Exercise brief
Tally the lines containing the word "rate" and give the total alone.

The data
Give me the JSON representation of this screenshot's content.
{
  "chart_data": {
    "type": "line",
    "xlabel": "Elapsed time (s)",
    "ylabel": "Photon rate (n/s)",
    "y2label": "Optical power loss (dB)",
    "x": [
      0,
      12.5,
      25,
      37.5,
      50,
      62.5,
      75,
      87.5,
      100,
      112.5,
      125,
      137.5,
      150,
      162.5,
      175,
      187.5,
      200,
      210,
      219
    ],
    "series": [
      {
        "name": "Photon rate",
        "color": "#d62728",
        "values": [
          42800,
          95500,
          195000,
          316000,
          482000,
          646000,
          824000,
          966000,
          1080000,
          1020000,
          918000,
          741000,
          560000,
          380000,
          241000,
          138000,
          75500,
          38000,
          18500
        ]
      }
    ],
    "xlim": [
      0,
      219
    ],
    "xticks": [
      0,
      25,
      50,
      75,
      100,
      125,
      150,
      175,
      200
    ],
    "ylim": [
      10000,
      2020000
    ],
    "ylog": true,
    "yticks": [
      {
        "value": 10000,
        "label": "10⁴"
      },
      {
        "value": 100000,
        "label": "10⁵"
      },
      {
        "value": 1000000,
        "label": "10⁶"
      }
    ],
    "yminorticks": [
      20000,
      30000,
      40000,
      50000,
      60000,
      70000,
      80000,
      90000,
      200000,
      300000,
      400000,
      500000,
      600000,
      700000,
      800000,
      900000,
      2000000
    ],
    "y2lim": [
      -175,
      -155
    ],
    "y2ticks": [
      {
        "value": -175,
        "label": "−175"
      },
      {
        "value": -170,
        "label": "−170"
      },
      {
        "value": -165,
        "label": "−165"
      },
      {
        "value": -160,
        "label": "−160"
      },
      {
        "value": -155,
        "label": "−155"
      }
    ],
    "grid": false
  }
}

Worked solution
2